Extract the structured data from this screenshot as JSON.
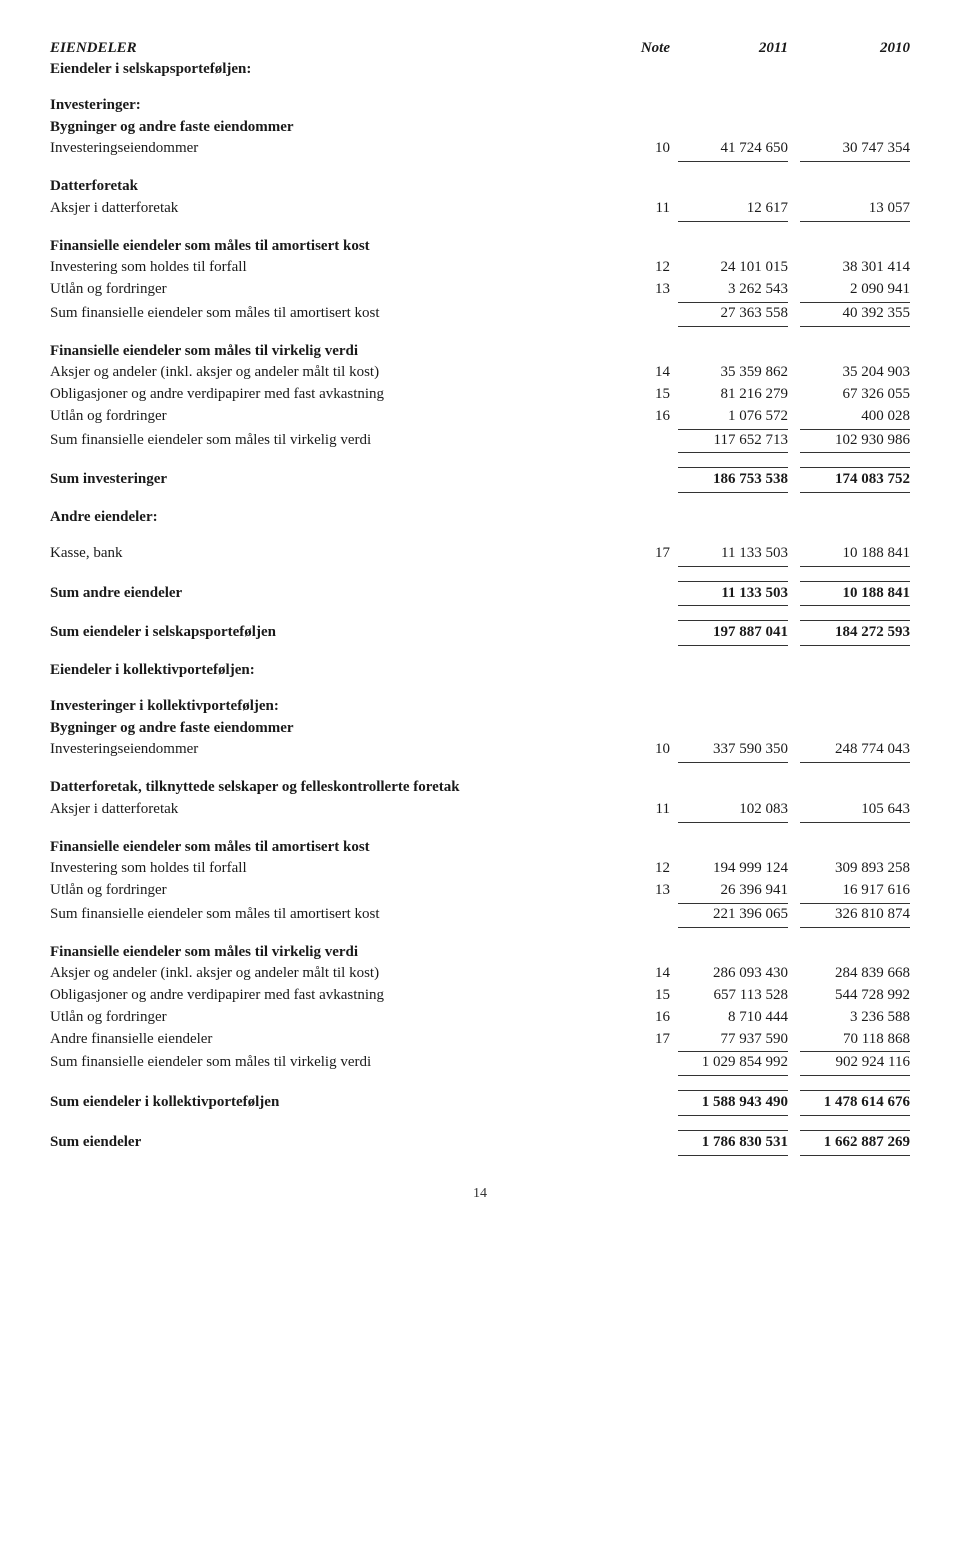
{
  "header": {
    "col0": "EIENDELER",
    "col1": "Note",
    "col2": "2011",
    "col3": "2010"
  },
  "rows": [
    {
      "label": "Eiendeler i selskapsporteføljen:",
      "bold": true
    },
    {
      "spacer": true
    },
    {
      "label": "Investeringer:",
      "bold": true
    },
    {
      "label": "Bygninger og andre faste eiendommer",
      "bold": true
    },
    {
      "label": "Investeringseiendommer",
      "note": "10",
      "v1": "41 724 650",
      "v2": "30 747 354",
      "style": "single"
    },
    {
      "spacer": true
    },
    {
      "label": "Datterforetak",
      "bold": true
    },
    {
      "label": "Aksjer i datterforetak",
      "note": "11",
      "v1": "12 617",
      "v2": "13 057",
      "style": "single"
    },
    {
      "spacer": true
    },
    {
      "label": "Finansielle eiendeler som måles til amortisert kost",
      "bold": true
    },
    {
      "label": "Investering som holdes til forfall",
      "note": "12",
      "v1": "24 101 015",
      "v2": "38 301 414"
    },
    {
      "label": "Utlån og fordringer",
      "note": "13",
      "v1": "3 262 543",
      "v2": "2 090 941",
      "style": "single"
    },
    {
      "label": "Sum finansielle eiendeler som måles til amortisert kost",
      "v1": "27 363 558",
      "v2": "40 392 355",
      "style": "single"
    },
    {
      "spacer": true
    },
    {
      "label": "Finansielle eiendeler som måles til virkelig verdi",
      "bold": true
    },
    {
      "label": "Aksjer og andeler (inkl. aksjer og andeler målt til kost)",
      "note": "14",
      "v1": "35 359 862",
      "v2": "35 204 903"
    },
    {
      "label": "Obligasjoner og andre verdipapirer med fast avkastning",
      "note": "15",
      "v1": "81 216 279",
      "v2": "67 326 055"
    },
    {
      "label": "Utlån og fordringer",
      "note": "16",
      "v1": "1 076 572",
      "v2": "400 028",
      "style": "single"
    },
    {
      "label": "Sum finansielle eiendeler som måles til virkelig verdi",
      "v1": "117 652 713",
      "v2": "102 930 986",
      "style": "single"
    },
    {
      "spacer": true
    },
    {
      "label": "Sum investeringer",
      "bold": true,
      "v1": "186 753 538",
      "v2": "174 083 752",
      "style": "both",
      "boldv": true
    },
    {
      "spacer": true
    },
    {
      "label": "Andre eiendeler:",
      "bold": true
    },
    {
      "spacer": true
    },
    {
      "label": "Kasse, bank",
      "note": "17",
      "v1": "11 133 503",
      "v2": "10 188 841",
      "style": "single"
    },
    {
      "spacer": true
    },
    {
      "label": "Sum andre eiendeler",
      "bold": true,
      "v1": "11 133 503",
      "v2": "10 188 841",
      "style": "both",
      "boldv": true
    },
    {
      "spacer": true
    },
    {
      "label": "Sum eiendeler i selskapsporteføljen",
      "bold": true,
      "v1": "197 887 041",
      "v2": "184 272 593",
      "style": "both",
      "boldv": true
    },
    {
      "spacer": true
    },
    {
      "label": "Eiendeler i kollektivporteføljen:",
      "bold": true
    },
    {
      "spacer": true
    },
    {
      "label": "Investeringer i kollektivporteføljen:",
      "bold": true
    },
    {
      "label": "Bygninger og andre faste eiendommer",
      "bold": true
    },
    {
      "label": "Investeringseiendommer",
      "note": "10",
      "v1": "337 590 350",
      "v2": "248 774 043",
      "style": "single"
    },
    {
      "spacer": true
    },
    {
      "label": "Datterforetak, tilknyttede selskaper og felleskontrollerte foretak",
      "bold": true
    },
    {
      "label": "Aksjer i datterforetak",
      "note": "11",
      "v1": "102 083",
      "v2": "105 643",
      "style": "single"
    },
    {
      "spacer": true
    },
    {
      "label": "Finansielle eiendeler som måles til amortisert kost",
      "bold": true
    },
    {
      "label": "Investering som holdes til forfall",
      "note": "12",
      "v1": "194 999 124",
      "v2": "309 893 258"
    },
    {
      "label": "Utlån og fordringer",
      "note": "13",
      "v1": "26 396 941",
      "v2": "16 917 616",
      "style": "single"
    },
    {
      "label": "Sum finansielle eiendeler som måles til amortisert kost",
      "v1": "221 396 065",
      "v2": "326 810 874",
      "style": "single"
    },
    {
      "spacer": true
    },
    {
      "label": "Finansielle eiendeler som måles til virkelig verdi",
      "bold": true
    },
    {
      "label": "Aksjer og andeler (inkl. aksjer og andeler målt til kost)",
      "note": "14",
      "v1": "286 093 430",
      "v2": "284 839 668"
    },
    {
      "label": "Obligasjoner og andre verdipapirer med fast avkastning",
      "note": "15",
      "v1": "657 113 528",
      "v2": "544 728 992"
    },
    {
      "label": "Utlån og fordringer",
      "note": "16",
      "v1": "8 710 444",
      "v2": "3 236 588"
    },
    {
      "label": "Andre finansielle eiendeler",
      "note": "17",
      "v1": "77 937 590",
      "v2": "70 118 868",
      "style": "single"
    },
    {
      "label": "Sum finansielle eiendeler som måles til virkelig verdi",
      "v1": "1 029 854 992",
      "v2": "902 924 116",
      "style": "single"
    },
    {
      "spacer": true
    },
    {
      "label": "Sum eiendeler i kollektivporteføljen",
      "bold": true,
      "v1": "1 588 943 490",
      "v2": "1 478 614 676",
      "style": "both",
      "boldv": true
    },
    {
      "spacer": true
    },
    {
      "label": "Sum eiendeler",
      "bold": true,
      "v1": "1 786 830 531",
      "v2": "1 662 887 269",
      "style": "both",
      "boldv": true
    }
  ],
  "page": "14"
}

□ □ □ □ □

# [STATED GOAL]
Pictures don't belong in the copy. Transcribe every record exactly as it appears.

# [SOLUTION TO THIS EXERCISE]
Extract the structured data from this screenshot as JSON.
{
  "header": {
    "col0": "EIENDELER",
    "col1": "Note",
    "col2": "2011",
    "col3": "2010"
  },
  "rows": [
    {
      "label": "Eiendeler i selskapsporteføljen:",
      "bold": true
    },
    {
      "spacer": true
    },
    {
      "label": "Investeringer:",
      "bold": true
    },
    {
      "label": "Bygninger og andre faste eiendommer",
      "bold": true
    },
    {
      "label": "Investeringseiendommer",
      "note": "10",
      "v1": "41 724 650",
      "v2": "30 747 354",
      "style": "single"
    },
    {
      "spacer": true
    },
    {
      "label": "Datterforetak",
      "bold": true
    },
    {
      "label": "Aksjer i datterforetak",
      "note": "11",
      "v1": "12 617",
      "v2": "13 057",
      "style": "single"
    },
    {
      "spacer": true
    },
    {
      "label": "Finansielle eiendeler som måles til amortisert kost",
      "bold": true
    },
    {
      "label": "Investering som holdes til forfall",
      "note": "12",
      "v1": "24 101 015",
      "v2": "38 301 414"
    },
    {
      "label": "Utlån og fordringer",
      "note": "13",
      "v1": "3 262 543",
      "v2": "2 090 941",
      "style": "single"
    },
    {
      "label": "Sum finansielle eiendeler som måles til amortisert kost",
      "v1": "27 363 558",
      "v2": "40 392 355",
      "style": "single"
    },
    {
      "spacer": true
    },
    {
      "label": "Finansielle eiendeler som måles til virkelig verdi",
      "bold": true
    },
    {
      "label": "Aksjer og andeler (inkl. aksjer og andeler målt til kost)",
      "note": "14",
      "v1": "35 359 862",
      "v2": "35 204 903"
    },
    {
      "label": "Obligasjoner og andre verdipapirer med fast avkastning",
      "note": "15",
      "v1": "81 216 279",
      "v2": "67 326 055"
    },
    {
      "label": "Utlån og fordringer",
      "note": "16",
      "v1": "1 076 572",
      "v2": "400 028",
      "style": "single"
    },
    {
      "label": "Sum finansielle eiendeler som måles til virkelig verdi",
      "v1": "117 652 713",
      "v2": "102 930 986",
      "style": "single"
    },
    {
      "spacer": true
    },
    {
      "label": "Sum investeringer",
      "bold": true,
      "v1": "186 753 538",
      "v2": "174 083 752",
      "style": "both",
      "boldv": true
    },
    {
      "spacer": true
    },
    {
      "label": "Andre eiendeler:",
      "bold": true
    },
    {
      "spacer": true
    },
    {
      "label": "Kasse, bank",
      "note": "17",
      "v1": "11 133 503",
      "v2": "10 188 841",
      "style": "single"
    },
    {
      "spacer": true
    },
    {
      "label": "Sum andre eiendeler",
      "bold": true,
      "v1": "11 133 503",
      "v2": "10 188 841",
      "style": "both",
      "boldv": true
    },
    {
      "spacer": true
    },
    {
      "label": "Sum eiendeler i selskapsporteføljen",
      "bold": true,
      "v1": "197 887 041",
      "v2": "184 272 593",
      "style": "both",
      "boldv": true
    },
    {
      "spacer": true
    },
    {
      "label": "Eiendeler i kollektivporteføljen:",
      "bold": true
    },
    {
      "spacer": true
    },
    {
      "label": "Investeringer i kollektivporteføljen:",
      "bold": true
    },
    {
      "label": "Bygninger og andre faste eiendommer",
      "bold": true
    },
    {
      "label": "Investeringseiendommer",
      "note": "10",
      "v1": "337 590 350",
      "v2": "248 774 043",
      "style": "single"
    },
    {
      "spacer": true
    },
    {
      "label": "Datterforetak, tilknyttede selskaper og felleskontrollerte foretak",
      "bold": true
    },
    {
      "label": "Aksjer i datterforetak",
      "note": "11",
      "v1": "102 083",
      "v2": "105 643",
      "style": "single"
    },
    {
      "spacer": true
    },
    {
      "label": "Finansielle eiendeler som måles til amortisert kost",
      "bold": true
    },
    {
      "label": "Investering som holdes til forfall",
      "note": "12",
      "v1": "194 999 124",
      "v2": "309 893 258"
    },
    {
      "label": "Utlån og fordringer",
      "note": "13",
      "v1": "26 396 941",
      "v2": "16 917 616",
      "style": "single"
    },
    {
      "label": "Sum finansielle eiendeler som måles til amortisert kost",
      "v1": "221 396 065",
      "v2": "326 810 874",
      "style": "single"
    },
    {
      "spacer": true
    },
    {
      "label": "Finansielle eiendeler som måles til virkelig verdi",
      "bold": true
    },
    {
      "label": "Aksjer og andeler (inkl. aksjer og andeler målt til kost)",
      "note": "14",
      "v1": "286 093 430",
      "v2": "284 839 668"
    },
    {
      "label": "Obligasjoner og andre verdipapirer med fast avkastning",
      "note": "15",
      "v1": "657 113 528",
      "v2": "544 728 992"
    },
    {
      "label": "Utlån og fordringer",
      "note": "16",
      "v1": "8 710 444",
      "v2": "3 236 588"
    },
    {
      "label": "Andre finansielle eiendeler",
      "note": "17",
      "v1": "77 937 590",
      "v2": "70 118 868",
      "style": "single"
    },
    {
      "label": "Sum finansielle eiendeler som måles til virkelig verdi",
      "v1": "1 029 854 992",
      "v2": "902 924 116",
      "style": "single"
    },
    {
      "spacer": true
    },
    {
      "label": "Sum eiendeler i kollektivporteføljen",
      "bold": true,
      "v1": "1 588 943 490",
      "v2": "1 478 614 676",
      "style": "both",
      "boldv": true
    },
    {
      "spacer": true
    },
    {
      "label": "Sum eiendeler",
      "bold": true,
      "v1": "1 786 830 531",
      "v2": "1 662 887 269",
      "style": "both",
      "boldv": true
    }
  ],
  "page": "14"
}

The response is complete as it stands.